** BEGIN QUOTED PASSAGE **
Anne has a BA in English from Radcliffe and even though she gets the job in the entertainment law office without a proper interview, her qualifications are still called into question. In the movie - not in the book - a secretary skims her resume and declares that being a Radcliffe alum, she should lend the office tone. After this bump, she gets break upon break because of her beauty and a city block of deus ex machinas. Spoiler: it ends well for no one.
My kinship with her in that moment of doubt is still tempered by fetishism. The game is different now than the 1940s when the first part of the book takes place - it is different from when I read the book for the first time a decade ago - but the wish to have an item that bespoke my ability to innovate (which I perceive as being what my degree would say about me in a perfect world, but I am just fine justifying that) is still pretty crushing. That is a book I am all over for the characters. Anne is my favorite, but that has not stopped most days when the chasm between my ego and status glares most harshly from my going home, throwing my bag on the floor and screaming, fists shaking, NEELY O'HARA! Neely is Courtney Love's favorite.
** END QUOTED PASSAGE **
** BEGIN SUPPLIED RECORDS **
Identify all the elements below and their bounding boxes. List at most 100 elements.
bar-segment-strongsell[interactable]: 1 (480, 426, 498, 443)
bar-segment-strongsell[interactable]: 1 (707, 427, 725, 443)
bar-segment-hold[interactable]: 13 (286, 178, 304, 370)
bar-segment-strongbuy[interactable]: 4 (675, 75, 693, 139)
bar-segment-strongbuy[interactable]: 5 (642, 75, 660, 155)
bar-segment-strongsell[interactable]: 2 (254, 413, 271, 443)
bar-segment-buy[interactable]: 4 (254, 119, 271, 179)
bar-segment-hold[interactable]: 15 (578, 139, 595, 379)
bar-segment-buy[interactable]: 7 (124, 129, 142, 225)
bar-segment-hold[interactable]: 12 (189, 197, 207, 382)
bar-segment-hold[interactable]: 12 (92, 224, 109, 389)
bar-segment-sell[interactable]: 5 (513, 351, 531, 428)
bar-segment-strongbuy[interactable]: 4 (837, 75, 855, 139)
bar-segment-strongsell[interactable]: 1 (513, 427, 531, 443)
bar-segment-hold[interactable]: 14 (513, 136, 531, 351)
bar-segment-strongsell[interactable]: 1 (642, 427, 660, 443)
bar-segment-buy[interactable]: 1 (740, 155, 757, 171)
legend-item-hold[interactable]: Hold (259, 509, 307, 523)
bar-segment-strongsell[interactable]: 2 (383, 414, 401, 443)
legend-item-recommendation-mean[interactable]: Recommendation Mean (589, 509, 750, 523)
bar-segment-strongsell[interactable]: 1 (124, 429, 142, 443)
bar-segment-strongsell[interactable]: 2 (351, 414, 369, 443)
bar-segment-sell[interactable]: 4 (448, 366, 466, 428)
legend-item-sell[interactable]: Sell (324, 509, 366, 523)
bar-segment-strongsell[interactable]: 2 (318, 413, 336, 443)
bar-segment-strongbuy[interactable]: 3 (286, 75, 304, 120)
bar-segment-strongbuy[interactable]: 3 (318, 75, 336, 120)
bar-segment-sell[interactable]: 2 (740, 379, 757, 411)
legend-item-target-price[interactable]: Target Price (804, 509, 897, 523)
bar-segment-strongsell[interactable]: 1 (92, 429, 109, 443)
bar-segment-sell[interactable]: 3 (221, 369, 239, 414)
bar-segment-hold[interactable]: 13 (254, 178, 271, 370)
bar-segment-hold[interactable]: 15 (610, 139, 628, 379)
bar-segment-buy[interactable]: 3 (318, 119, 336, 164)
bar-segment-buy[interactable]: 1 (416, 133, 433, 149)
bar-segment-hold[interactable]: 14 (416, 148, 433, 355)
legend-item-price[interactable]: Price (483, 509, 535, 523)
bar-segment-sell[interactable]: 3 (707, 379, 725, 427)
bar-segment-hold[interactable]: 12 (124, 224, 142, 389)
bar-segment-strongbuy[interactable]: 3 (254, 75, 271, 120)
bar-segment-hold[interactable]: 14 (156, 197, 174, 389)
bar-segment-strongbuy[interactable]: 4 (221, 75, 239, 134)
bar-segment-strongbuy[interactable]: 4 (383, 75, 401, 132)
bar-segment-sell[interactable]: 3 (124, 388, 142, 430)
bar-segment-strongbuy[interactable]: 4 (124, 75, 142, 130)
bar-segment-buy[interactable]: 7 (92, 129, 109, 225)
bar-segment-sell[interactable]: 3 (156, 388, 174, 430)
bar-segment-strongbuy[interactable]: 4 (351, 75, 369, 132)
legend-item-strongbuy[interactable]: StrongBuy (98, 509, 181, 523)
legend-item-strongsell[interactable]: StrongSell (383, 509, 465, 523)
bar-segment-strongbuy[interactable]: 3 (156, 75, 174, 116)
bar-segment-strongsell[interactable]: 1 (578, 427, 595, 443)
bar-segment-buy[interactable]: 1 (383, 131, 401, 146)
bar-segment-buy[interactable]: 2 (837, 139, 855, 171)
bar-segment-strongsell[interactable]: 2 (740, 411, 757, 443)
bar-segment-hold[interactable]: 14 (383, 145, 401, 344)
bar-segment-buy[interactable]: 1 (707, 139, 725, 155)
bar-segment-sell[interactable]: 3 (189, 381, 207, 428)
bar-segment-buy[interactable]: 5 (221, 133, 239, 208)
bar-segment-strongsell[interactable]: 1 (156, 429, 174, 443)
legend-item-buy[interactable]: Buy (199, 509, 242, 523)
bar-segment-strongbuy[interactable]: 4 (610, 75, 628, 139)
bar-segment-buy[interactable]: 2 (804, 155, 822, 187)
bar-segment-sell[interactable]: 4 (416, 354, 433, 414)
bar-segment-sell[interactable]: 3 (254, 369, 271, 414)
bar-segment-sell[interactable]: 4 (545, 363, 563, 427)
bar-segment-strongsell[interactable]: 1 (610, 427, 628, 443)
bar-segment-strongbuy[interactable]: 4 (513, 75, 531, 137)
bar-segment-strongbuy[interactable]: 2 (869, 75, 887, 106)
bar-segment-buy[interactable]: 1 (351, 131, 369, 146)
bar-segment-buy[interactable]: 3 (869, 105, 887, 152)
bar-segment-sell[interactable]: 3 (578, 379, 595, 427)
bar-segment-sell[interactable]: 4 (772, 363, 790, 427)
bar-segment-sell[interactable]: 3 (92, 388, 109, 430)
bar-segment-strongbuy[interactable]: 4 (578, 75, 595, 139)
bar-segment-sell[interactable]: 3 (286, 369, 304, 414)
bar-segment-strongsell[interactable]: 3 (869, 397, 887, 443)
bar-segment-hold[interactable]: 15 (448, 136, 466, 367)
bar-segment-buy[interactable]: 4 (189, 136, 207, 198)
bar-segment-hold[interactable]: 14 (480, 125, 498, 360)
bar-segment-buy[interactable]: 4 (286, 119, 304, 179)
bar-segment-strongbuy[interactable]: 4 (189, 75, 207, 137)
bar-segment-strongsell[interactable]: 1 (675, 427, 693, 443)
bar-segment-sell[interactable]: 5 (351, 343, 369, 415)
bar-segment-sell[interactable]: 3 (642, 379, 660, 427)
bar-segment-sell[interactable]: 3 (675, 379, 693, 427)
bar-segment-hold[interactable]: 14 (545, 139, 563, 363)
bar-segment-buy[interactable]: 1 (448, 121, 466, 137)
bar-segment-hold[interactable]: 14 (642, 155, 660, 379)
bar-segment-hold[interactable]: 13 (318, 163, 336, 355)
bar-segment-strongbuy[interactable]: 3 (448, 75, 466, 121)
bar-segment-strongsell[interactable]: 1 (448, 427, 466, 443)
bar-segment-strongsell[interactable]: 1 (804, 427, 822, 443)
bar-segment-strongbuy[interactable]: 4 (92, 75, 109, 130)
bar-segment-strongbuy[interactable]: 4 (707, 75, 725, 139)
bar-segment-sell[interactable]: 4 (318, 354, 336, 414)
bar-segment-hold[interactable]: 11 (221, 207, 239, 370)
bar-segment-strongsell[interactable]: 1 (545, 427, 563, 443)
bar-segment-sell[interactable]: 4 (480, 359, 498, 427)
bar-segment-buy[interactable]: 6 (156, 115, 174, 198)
** END SUPPLIED RECORDS **
EXERCISE TASK
Reproduce the passage about Anne between "My kinship with" and "Courtney Love's favorite.", inclusive, but put "affinity" in place of "kinship".

THE OUTPUT
My affinity with her in that moment of doubt is still tempered by fetishism. The game is different now than the 1940s when the first part of the book takes place - it is different from when I read the book for the first time a decade ago - but the wish to have an item that bespoke my ability to innovate (which I perceive as being what my degree would say about me in a perfect world, but I am just fine justifying that) is still pretty crushing. That is a book I am all over for the characters. Anne is my favorite, but that has not stopped most days when the chasm between my ego and status glares most harshly from my going home, throwing my bag on the floor and screaming, fists shaking, NEELY O'HARA! Neely is Courtney Love's favorite.